--- start Data extract ---

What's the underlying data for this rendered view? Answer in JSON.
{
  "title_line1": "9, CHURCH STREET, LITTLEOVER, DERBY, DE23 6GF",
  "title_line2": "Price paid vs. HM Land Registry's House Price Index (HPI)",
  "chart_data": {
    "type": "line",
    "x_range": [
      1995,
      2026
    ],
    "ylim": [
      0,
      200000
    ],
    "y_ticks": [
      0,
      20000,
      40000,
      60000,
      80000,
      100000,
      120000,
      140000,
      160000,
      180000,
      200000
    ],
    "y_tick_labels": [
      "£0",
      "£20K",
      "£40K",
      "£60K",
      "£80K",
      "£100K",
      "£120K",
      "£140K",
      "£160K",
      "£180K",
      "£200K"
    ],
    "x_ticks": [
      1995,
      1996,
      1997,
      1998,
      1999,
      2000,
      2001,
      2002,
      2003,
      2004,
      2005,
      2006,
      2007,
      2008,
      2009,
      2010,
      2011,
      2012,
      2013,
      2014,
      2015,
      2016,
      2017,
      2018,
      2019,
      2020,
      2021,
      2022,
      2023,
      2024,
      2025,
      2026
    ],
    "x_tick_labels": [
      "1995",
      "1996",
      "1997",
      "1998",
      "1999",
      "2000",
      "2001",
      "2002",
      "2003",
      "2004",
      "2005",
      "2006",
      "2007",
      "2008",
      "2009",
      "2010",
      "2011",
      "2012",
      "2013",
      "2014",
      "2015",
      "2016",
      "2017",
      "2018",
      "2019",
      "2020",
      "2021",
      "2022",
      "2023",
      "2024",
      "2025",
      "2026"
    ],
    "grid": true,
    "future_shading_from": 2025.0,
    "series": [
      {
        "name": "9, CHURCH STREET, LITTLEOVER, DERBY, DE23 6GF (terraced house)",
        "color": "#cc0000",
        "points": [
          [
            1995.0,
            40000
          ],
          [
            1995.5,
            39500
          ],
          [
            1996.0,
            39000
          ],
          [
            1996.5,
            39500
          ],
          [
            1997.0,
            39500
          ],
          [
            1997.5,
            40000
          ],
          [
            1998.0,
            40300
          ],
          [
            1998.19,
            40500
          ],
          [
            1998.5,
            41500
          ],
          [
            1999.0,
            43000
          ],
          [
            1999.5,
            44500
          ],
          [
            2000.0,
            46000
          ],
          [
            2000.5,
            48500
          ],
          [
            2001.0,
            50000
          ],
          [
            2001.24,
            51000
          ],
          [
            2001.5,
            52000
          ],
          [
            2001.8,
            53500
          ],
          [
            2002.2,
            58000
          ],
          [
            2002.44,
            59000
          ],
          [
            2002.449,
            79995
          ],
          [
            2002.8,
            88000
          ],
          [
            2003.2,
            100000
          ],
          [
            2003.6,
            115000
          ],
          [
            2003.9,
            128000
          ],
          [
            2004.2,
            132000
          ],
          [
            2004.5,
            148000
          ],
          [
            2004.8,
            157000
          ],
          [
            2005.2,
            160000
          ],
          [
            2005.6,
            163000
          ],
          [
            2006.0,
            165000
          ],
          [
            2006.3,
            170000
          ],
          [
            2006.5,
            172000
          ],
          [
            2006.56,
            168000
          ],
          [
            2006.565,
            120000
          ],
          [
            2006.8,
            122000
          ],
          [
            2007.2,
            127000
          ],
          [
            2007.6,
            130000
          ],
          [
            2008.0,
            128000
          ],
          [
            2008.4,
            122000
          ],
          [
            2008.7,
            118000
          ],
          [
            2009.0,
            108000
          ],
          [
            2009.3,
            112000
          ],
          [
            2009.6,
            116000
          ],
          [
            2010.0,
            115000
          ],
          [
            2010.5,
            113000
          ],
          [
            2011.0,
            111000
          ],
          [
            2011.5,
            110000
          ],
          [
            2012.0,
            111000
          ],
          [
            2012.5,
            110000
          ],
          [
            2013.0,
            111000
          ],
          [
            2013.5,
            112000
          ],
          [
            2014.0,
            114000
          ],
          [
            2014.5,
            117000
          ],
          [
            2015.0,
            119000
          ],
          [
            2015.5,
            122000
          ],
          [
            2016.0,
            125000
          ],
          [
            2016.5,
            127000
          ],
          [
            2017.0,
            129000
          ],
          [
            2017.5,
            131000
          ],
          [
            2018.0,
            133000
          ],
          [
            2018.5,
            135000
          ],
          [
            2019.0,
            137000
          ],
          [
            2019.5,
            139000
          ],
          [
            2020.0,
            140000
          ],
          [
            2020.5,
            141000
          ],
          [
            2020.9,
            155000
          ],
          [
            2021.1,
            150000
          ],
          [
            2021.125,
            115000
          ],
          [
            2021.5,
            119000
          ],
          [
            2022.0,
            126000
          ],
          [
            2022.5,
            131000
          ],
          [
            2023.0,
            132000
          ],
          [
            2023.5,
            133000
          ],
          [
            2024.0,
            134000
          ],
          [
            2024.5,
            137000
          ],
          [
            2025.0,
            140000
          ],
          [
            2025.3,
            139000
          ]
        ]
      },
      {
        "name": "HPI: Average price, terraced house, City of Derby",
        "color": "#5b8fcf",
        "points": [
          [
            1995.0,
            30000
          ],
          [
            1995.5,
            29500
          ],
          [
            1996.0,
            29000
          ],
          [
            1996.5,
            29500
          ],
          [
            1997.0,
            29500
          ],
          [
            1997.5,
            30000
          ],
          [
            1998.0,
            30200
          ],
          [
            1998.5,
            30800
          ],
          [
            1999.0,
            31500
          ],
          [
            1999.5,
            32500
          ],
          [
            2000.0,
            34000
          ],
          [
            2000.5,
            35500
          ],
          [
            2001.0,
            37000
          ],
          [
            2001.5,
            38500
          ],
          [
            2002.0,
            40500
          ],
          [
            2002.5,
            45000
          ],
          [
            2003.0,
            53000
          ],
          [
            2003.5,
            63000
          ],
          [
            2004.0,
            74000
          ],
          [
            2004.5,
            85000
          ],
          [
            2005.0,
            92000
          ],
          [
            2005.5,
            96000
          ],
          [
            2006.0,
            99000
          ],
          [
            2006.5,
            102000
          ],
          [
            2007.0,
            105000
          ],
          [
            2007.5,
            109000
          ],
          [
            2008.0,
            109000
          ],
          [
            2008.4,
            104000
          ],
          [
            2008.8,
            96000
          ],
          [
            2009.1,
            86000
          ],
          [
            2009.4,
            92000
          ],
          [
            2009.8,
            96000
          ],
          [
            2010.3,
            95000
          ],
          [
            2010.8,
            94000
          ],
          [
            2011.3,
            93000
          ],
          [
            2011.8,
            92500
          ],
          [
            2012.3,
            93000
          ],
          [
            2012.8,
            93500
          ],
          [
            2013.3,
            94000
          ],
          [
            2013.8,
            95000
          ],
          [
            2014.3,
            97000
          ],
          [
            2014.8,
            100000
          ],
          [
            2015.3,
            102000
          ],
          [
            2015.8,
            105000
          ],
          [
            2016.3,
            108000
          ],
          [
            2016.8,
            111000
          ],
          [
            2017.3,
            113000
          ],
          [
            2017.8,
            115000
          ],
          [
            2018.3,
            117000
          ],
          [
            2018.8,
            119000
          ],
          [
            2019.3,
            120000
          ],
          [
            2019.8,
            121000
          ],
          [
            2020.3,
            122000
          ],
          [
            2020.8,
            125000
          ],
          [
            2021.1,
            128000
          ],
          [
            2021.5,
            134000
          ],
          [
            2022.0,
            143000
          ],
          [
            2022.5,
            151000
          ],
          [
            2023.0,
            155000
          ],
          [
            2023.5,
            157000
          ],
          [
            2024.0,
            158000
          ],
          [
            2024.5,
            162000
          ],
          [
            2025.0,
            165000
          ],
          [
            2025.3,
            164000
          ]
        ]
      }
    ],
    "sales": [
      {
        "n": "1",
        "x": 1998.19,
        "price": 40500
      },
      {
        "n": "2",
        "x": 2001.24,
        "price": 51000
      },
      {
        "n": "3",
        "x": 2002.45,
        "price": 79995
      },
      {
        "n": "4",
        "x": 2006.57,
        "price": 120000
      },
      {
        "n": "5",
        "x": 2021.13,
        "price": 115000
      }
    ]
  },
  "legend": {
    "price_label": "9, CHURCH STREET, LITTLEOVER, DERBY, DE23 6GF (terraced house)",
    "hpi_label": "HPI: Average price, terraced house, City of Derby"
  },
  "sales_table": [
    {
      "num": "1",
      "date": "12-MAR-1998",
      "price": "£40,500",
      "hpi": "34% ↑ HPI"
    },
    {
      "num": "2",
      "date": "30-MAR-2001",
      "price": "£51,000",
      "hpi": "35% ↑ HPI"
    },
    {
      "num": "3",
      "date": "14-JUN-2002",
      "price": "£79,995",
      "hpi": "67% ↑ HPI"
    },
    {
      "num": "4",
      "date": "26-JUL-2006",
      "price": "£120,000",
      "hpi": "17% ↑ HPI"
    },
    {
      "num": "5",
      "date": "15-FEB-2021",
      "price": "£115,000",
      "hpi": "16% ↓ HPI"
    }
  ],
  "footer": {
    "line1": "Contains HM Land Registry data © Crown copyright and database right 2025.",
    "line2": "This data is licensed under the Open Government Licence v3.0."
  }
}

--- end Data extract ---
--- start Data extract ---

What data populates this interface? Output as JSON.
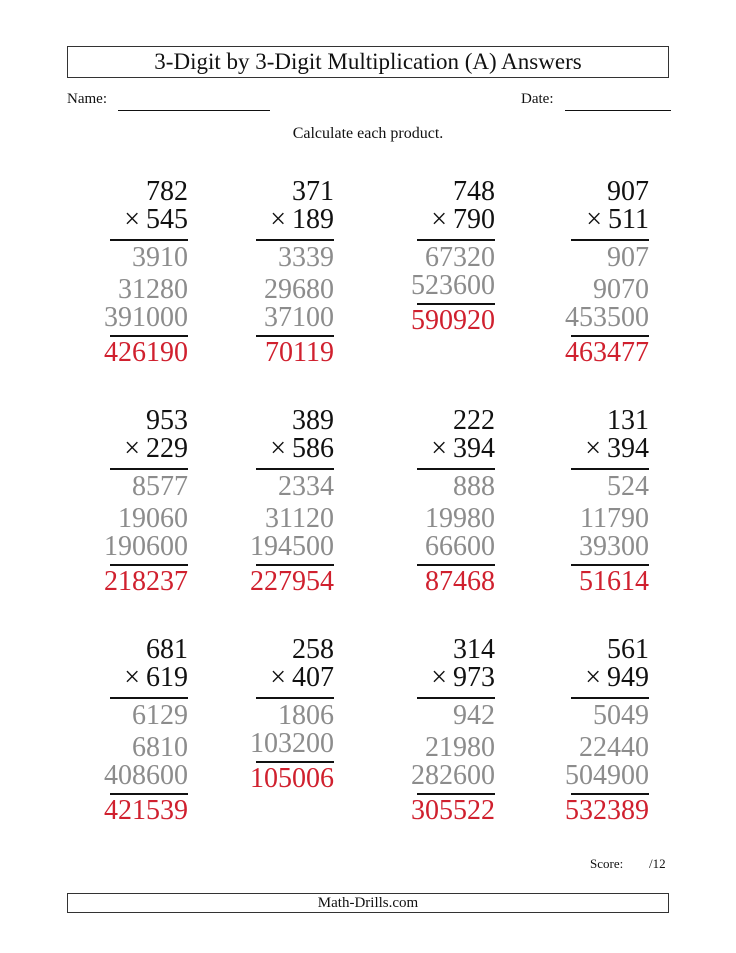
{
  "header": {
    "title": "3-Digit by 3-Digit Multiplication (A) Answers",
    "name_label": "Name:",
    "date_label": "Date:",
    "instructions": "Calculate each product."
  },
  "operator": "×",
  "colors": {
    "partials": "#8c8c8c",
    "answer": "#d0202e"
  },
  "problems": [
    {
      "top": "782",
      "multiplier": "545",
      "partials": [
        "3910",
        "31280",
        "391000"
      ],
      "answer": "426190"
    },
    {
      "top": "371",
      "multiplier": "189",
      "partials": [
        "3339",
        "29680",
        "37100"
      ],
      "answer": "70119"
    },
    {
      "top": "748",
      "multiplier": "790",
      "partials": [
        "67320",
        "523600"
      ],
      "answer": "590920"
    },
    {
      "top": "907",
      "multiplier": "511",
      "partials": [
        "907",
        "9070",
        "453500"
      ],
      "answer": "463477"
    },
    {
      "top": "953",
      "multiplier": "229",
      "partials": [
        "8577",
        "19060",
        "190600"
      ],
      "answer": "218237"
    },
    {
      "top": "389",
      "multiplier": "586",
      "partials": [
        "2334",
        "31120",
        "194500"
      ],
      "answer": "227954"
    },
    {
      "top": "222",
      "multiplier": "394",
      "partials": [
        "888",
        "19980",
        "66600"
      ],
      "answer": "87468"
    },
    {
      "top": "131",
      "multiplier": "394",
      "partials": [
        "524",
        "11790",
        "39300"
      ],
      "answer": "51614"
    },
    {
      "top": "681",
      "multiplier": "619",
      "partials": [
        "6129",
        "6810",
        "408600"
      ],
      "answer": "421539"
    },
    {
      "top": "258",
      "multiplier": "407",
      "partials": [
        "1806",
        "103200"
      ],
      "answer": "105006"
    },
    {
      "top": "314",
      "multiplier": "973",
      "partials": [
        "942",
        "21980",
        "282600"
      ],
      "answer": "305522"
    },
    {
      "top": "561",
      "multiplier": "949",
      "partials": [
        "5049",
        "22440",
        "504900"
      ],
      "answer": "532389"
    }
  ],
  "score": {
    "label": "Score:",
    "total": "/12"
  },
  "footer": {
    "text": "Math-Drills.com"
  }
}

--- end Data extract ---
--- start Data extract ---

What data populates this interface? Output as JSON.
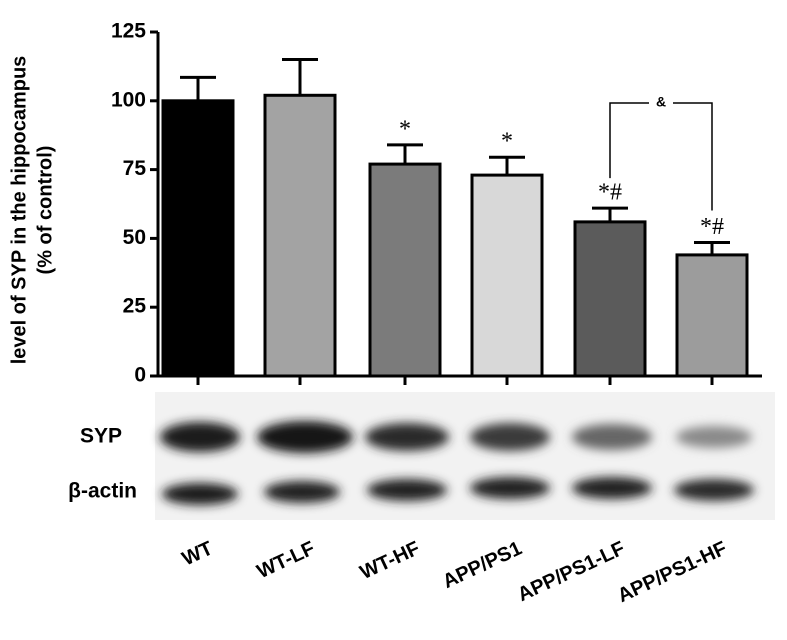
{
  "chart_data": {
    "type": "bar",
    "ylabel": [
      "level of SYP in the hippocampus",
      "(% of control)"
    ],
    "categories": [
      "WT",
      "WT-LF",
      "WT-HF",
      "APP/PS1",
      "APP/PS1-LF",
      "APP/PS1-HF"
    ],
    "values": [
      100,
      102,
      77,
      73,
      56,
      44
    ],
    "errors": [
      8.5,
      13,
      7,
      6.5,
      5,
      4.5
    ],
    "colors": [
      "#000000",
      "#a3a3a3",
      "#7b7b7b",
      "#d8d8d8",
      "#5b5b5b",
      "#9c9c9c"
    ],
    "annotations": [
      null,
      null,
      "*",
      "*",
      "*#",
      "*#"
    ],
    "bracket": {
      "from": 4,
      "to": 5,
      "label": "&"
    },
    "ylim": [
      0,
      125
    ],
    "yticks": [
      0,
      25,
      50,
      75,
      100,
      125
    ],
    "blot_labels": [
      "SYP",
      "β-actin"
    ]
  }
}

--- end Data extract ---

Scan the material line by line and report each one that contains "Registry".

Problem solution:
  "title_line2": "Price paid vs. HM Land Registry's House Price Index (HPI)",
    "line1": "Contains HM Land Registry data © Crown copyright and database right 2025.",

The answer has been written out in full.